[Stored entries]

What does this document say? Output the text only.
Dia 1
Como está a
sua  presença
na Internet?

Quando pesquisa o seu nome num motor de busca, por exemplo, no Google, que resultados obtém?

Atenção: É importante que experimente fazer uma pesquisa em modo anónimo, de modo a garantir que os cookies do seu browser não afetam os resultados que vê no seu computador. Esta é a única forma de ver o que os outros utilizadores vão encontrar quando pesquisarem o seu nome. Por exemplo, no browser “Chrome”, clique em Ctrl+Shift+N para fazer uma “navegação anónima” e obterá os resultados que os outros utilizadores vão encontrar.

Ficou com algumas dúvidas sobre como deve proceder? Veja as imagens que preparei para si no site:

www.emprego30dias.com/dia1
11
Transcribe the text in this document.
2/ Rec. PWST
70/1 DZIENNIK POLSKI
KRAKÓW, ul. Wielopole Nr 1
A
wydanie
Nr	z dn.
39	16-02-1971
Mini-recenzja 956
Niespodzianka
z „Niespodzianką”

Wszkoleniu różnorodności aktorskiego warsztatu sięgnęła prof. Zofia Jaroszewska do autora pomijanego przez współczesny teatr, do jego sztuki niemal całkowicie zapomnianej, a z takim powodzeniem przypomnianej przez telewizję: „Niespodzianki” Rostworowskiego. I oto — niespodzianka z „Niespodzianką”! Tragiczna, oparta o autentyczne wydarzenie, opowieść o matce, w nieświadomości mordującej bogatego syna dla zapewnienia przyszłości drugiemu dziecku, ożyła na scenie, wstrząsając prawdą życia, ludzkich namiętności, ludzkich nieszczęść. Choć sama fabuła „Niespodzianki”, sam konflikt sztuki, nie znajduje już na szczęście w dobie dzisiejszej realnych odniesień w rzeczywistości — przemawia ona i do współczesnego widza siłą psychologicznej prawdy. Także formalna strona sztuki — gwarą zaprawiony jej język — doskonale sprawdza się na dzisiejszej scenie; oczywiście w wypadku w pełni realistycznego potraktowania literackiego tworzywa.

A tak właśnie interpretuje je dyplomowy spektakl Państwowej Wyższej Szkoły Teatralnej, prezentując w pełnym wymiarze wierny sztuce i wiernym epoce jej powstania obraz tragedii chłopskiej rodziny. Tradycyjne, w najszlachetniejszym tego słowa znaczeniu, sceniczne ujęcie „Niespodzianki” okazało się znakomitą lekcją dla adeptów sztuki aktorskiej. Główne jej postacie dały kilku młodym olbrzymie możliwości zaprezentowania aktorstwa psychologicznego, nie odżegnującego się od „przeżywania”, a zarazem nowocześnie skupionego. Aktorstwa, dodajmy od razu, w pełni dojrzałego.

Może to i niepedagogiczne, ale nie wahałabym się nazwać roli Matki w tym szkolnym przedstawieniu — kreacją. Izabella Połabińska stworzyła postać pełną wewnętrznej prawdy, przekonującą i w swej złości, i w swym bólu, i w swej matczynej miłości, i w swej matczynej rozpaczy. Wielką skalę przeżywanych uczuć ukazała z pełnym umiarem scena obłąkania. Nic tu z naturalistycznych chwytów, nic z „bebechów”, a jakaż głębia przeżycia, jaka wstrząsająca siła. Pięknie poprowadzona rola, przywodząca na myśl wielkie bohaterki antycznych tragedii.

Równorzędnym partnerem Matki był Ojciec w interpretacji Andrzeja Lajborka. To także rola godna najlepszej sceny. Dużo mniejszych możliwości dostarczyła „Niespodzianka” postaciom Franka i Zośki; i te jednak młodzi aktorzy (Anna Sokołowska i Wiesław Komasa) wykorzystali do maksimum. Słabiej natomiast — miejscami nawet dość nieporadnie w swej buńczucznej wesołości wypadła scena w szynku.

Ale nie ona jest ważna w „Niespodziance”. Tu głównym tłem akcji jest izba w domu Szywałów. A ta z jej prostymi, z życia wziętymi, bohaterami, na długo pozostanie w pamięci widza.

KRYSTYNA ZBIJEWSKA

Task description: Extract the complete data, matching each line exactly.

Result:
What does this document say? Output the text only.
Dia 1
Como está a
sua  presença
na Internet?

Quando pesquisa o seu nome num motor de busca, por exemplo, no Google, que resultados obtém?

Atenção: É importante que experimente fazer uma pesquisa em modo anónimo, de modo a garantir que os cookies do seu browser não afetam os resultados que vê no seu computador. Esta é a única forma de ver o que os outros utilizadores vão encontrar quando pesquisarem o seu nome. Por exemplo, no browser “Chrome”, clique em Ctrl+Shift+N para fazer uma “navegação anónima” e obterá os resultados que os outros utilizadores vão encontrar.

Ficou com algumas dúvidas sobre como deve proceder? Veja as imagens que preparei para si no site:

www.emprego30dias.com/dia1
11
Transcribe the text in this document.
2/ Rec. PWST
70/1 DZIENNIK POLSKI
KRAKÓW, ul. Wielopole Nr 1
A
wydanie
Nr	z dn.
39	16-02-1971
Mini-recenzja 956
Niespodzianka
z „Niespodzianką”

Wszkoleniu różnorodności aktorskiego warsztatu sięgnęła prof. Zofia Jaroszewska do autora pomijanego przez współczesny teatr, do jego sztuki niemal całkowicie zapomnianej, a z takim powodzeniem przypomnianej przez telewizję: „Niespodzianki” Rostworowskiego. I oto — niespodzianka z „Niespodzianką”! Tragiczna, oparta o autentyczne wydarzenie, opowieść o matce, w nieświadomości mordującej bogatego syna dla zapewnienia przyszłości drugiemu dziecku, ożyła na scenie, wstrząsając prawdą życia, ludzkich namiętności, ludzkich nieszczęść. Choć sama fabuła „Niespodzianki”, sam konflikt sztuki, nie znajduje już na szczęście w dobie dzisiejszej realnych odniesień w rzeczywistości — przemawia ona i do współczesnego widza siłą psychologicznej prawdy. Także formalna strona sztuki — gwarą zaprawiony jej język — doskonale sprawdza się na dzisiejszej scenie; oczywiście w wypadku w pełni realistycznego potraktowania literackiego tworzywa.

A tak właśnie interpretuje je dyplomowy spektakl Państwowej Wyższej Szkoły Teatralnej, prezentując w pełnym wymiarze wierny sztuce i wiernym epoce jej powstania obraz tragedii chłopskiej rodziny. Tradycyjne, w najszlachetniejszym tego słowa znaczeniu, sceniczne ujęcie „Niespodzianki” okazało się znakomitą lekcją dla adeptów sztuki aktorskiej. Główne jej postacie dały kilku młodym olbrzymie możliwości zaprezentowania aktorstwa psychologicznego, nie odżegnującego się od „przeżywania”, a zarazem nowocześnie skupionego. Aktorstwa, dodajmy od razu, w pełni dojrzałego.

Może to i niepedagogiczne, ale nie wahałabym się nazwać roli Matki w tym szkolnym przedstawieniu — kreacją. Izabella Połabińska stworzyła postać pełną wewnętrznej prawdy, przekonującą i w swej złości, i w swym bólu, i w swej matczynej miłości, i w swej matczynej rozpaczy. Wielką skalę przeżywanych uczuć ukazała z pełnym umiarem scena obłąkania. Nic tu z naturalistycznych chwytów, nic z „bebechów”, a jakaż głębia przeżycia, jaka wstrząsająca siła. Pięknie poprowadzona rola, przywodząca na myśl wielkie bohaterki antycznych tragedii.

Równorzędnym partnerem Matki był Ojciec w interpretacji Andrzeja Lajborka. To także rola godna najlepszej sceny. Dużo mniejszych możliwości dostarczyła „Niespodzianka” postaciom Franka i Zośki; i te jednak młodzi aktorzy (Anna Sokołowska i Wiesław Komasa) wykorzystali do maksimum. Słabiej natomiast — miejscami nawet dość nieporadnie w swej buńczucznej wesołości wypadła scena w szynku.

Ale nie ona jest ważna w „Niespodziance”. Tu głównym tłem akcji jest izba w domu Szywałów. A ta z jej prostymi, z życia wziętymi, bohaterami, na długo pozostanie w pamięci widza.

KRYSTYNA ZBIJEWSKA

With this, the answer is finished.